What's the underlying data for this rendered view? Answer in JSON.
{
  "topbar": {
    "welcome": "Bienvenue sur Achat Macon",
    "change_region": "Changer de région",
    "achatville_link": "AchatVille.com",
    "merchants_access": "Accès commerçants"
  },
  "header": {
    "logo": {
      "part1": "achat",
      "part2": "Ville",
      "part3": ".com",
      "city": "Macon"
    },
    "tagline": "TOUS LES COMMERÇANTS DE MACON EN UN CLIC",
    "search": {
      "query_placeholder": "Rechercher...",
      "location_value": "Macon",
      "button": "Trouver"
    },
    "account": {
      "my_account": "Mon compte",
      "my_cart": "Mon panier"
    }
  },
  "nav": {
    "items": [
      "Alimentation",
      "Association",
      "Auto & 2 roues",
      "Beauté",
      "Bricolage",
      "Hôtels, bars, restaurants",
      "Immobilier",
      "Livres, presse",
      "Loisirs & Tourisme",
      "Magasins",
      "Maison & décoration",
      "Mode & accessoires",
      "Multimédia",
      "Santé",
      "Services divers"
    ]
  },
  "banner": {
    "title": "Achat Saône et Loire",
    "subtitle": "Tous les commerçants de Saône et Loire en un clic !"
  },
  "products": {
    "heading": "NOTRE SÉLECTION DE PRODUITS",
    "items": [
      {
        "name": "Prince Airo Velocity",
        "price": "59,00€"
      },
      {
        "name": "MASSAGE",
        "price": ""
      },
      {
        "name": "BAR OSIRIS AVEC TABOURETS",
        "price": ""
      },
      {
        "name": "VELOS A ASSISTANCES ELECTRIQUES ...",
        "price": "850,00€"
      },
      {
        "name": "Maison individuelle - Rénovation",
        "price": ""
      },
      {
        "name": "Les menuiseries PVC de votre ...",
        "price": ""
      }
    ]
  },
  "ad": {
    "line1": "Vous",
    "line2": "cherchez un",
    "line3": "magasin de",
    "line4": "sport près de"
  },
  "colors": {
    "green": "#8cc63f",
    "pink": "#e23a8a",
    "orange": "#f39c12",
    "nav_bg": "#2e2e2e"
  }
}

§ **Exercise directions**:
Quote all the records. Keep every word exact.

§ **Right answer**:
What's the underlying data for this rendered view? Answer in JSON.
{
  "topbar": {
    "welcome": "Bienvenue sur Achat Macon",
    "change_region": "Changer de région",
    "achatville_link": "AchatVille.com",
    "merchants_access": "Accès commerçants"
  },
  "header": {
    "logo": {
      "part1": "achat",
      "part2": "Ville",
      "part3": ".com",
      "city": "Macon"
    },
    "tagline": "TOUS LES COMMERÇANTS DE MACON EN UN CLIC",
    "search": {
      "query_placeholder": "Rechercher...",
      "location_value": "Macon",
      "button": "Trouver"
    },
    "account": {
      "my_account": "Mon compte",
      "my_cart": "Mon panier"
    }
  },
  "nav": {
    "items": [
      "Alimentation",
      "Association",
      "Auto & 2 roues",
      "Beauté",
      "Bricolage",
      "Hôtels, bars, restaurants",
      "Immobilier",
      "Livres, presse",
      "Loisirs & Tourisme",
      "Magasins",
      "Maison & décoration",
      "Mode & accessoires",
      "Multimédia",
      "Santé",
      "Services divers"
    ]
  },
  "banner": {
    "title": "Achat Saône et Loire",
    "subtitle": "Tous les commerçants de Saône et Loire en un clic !"
  },
  "products": {
    "heading": "NOTRE SÉLECTION DE PRODUITS",
    "items": [
      {
        "name": "Prince Airo Velocity",
        "price": "59,00€"
      },
      {
        "name": "MASSAGE",
        "price": ""
      },
      {
        "name": "BAR OSIRIS AVEC TABOURETS",
        "price": ""
      },
      {
        "name": "VELOS A ASSISTANCES ELECTRIQUES ...",
        "price": "850,00€"
      },
      {
        "name": "Maison individuelle - Rénovation",
        "price": ""
      },
      {
        "name": "Les menuiseries PVC de votre ...",
        "price": ""
      }
    ]
  },
  "ad": {
    "line1": "Vous",
    "line2": "cherchez un",
    "line3": "magasin de",
    "line4": "sport près de"
  },
  "colors": {
    "green": "#8cc63f",
    "pink": "#e23a8a",
    "orange": "#f39c12",
    "nav_bg": "#2e2e2e"
  }
}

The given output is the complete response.